- [PROVIDED INFORMATION]
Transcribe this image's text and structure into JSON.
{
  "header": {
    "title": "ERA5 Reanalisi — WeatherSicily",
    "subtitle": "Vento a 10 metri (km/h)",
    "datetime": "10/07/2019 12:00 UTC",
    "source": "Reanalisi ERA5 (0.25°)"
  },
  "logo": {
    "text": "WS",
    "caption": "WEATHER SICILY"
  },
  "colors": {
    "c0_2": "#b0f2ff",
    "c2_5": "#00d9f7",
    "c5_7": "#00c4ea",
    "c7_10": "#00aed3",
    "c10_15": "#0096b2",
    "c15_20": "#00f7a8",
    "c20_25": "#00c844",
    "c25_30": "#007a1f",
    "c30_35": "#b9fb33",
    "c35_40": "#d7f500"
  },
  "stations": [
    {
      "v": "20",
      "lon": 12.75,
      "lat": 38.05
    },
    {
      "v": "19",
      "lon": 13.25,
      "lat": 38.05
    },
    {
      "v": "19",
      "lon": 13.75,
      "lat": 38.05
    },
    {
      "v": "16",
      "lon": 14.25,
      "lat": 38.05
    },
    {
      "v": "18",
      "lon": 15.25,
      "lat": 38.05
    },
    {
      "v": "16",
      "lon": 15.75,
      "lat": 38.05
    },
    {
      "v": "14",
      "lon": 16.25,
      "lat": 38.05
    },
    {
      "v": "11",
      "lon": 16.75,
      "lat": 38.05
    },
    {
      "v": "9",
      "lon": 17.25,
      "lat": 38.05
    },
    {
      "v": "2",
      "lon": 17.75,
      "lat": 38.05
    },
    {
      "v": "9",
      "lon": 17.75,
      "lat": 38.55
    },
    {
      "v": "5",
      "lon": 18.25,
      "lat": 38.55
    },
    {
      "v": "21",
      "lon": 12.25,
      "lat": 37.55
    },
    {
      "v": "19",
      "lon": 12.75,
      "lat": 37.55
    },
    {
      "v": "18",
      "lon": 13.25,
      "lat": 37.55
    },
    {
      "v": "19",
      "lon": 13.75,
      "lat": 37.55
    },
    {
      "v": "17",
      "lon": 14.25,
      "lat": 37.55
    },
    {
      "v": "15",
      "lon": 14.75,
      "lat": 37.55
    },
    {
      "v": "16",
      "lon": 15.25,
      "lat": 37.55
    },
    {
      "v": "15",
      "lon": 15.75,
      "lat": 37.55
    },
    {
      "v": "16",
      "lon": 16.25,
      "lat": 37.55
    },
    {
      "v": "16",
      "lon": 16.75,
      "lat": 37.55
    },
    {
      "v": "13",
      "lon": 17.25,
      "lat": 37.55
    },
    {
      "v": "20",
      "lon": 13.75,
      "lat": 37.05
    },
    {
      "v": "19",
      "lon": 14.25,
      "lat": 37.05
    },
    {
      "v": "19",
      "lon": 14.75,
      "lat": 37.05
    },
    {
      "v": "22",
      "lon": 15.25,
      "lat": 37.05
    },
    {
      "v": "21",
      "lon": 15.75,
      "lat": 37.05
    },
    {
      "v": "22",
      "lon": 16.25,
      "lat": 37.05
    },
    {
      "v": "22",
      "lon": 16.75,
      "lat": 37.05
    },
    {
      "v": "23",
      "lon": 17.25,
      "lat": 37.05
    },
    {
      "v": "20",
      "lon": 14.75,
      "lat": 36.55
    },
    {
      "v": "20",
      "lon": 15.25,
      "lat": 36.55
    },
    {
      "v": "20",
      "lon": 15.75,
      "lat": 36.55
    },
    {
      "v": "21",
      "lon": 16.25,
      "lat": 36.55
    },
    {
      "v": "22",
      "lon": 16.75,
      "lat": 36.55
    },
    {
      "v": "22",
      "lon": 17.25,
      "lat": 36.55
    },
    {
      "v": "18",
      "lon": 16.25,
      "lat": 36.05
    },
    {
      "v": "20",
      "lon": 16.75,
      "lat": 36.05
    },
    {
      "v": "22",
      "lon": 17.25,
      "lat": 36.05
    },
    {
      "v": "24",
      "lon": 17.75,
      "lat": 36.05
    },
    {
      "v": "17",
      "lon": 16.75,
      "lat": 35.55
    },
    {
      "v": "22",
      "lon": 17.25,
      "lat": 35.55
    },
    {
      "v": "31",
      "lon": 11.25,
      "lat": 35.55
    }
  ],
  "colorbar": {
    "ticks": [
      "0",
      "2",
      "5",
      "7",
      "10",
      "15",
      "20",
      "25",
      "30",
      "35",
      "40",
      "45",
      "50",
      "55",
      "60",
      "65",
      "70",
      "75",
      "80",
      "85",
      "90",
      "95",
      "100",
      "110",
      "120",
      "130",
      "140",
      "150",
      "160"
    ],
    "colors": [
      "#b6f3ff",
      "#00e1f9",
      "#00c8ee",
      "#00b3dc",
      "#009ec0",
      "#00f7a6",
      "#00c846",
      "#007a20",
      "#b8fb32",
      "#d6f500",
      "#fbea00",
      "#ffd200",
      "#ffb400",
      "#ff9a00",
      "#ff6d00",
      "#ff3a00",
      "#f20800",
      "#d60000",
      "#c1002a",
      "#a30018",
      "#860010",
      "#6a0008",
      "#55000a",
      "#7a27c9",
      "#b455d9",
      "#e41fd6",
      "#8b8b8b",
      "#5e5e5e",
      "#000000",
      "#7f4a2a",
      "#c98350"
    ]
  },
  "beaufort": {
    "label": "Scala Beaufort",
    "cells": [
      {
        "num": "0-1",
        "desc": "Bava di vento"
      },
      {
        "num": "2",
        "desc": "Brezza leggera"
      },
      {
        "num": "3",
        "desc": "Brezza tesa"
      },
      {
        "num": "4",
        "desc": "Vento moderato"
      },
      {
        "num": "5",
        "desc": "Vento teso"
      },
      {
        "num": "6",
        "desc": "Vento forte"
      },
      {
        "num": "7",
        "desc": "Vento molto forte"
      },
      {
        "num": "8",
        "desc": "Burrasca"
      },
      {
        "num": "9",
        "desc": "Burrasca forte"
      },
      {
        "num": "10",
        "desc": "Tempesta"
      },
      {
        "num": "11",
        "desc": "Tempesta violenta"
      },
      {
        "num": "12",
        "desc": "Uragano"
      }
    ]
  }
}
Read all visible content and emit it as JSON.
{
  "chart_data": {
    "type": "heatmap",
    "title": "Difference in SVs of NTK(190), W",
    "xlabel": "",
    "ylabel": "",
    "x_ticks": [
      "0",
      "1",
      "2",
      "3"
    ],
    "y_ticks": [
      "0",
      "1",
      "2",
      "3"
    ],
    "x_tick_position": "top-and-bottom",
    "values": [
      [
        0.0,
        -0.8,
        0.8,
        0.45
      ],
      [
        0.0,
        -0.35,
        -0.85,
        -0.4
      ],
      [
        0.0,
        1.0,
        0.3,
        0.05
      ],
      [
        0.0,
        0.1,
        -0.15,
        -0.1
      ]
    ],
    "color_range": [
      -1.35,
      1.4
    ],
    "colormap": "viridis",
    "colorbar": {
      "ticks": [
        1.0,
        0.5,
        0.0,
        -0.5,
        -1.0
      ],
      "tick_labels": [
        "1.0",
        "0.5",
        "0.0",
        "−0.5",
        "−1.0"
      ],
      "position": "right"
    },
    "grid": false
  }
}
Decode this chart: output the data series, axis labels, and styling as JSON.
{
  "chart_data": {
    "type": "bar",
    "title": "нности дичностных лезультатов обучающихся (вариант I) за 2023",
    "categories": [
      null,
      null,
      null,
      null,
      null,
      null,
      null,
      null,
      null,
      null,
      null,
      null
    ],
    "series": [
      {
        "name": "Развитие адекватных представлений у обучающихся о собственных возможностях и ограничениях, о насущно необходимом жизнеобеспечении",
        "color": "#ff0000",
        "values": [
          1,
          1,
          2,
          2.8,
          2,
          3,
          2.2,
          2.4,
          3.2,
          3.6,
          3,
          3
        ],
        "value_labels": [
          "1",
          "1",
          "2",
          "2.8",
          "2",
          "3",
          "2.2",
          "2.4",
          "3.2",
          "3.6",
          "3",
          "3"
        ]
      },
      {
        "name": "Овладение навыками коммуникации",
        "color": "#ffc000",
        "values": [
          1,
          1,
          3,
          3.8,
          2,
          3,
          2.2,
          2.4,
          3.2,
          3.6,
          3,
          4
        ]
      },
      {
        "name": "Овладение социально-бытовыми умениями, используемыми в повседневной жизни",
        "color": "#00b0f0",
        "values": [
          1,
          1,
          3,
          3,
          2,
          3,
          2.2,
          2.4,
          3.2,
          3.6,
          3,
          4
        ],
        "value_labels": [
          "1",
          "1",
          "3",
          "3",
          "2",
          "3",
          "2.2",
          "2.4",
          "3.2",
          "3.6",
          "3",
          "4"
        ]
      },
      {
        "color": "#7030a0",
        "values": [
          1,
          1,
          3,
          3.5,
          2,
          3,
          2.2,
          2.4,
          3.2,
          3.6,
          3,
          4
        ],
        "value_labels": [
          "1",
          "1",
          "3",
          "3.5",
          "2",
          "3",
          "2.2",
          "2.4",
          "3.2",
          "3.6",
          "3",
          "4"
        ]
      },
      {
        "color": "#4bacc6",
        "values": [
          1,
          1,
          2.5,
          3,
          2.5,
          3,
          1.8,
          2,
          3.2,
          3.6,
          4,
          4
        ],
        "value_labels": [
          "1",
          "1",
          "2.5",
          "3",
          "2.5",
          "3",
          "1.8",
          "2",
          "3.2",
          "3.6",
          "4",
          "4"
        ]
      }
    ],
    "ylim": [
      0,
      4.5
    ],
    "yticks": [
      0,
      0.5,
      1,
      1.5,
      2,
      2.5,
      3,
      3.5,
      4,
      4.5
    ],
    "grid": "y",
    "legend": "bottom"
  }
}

- [EXERCISE] Give the number of lines in the records that contain the string "text", and nothing besides.

- [RESPONSE TO THIS TASK] 2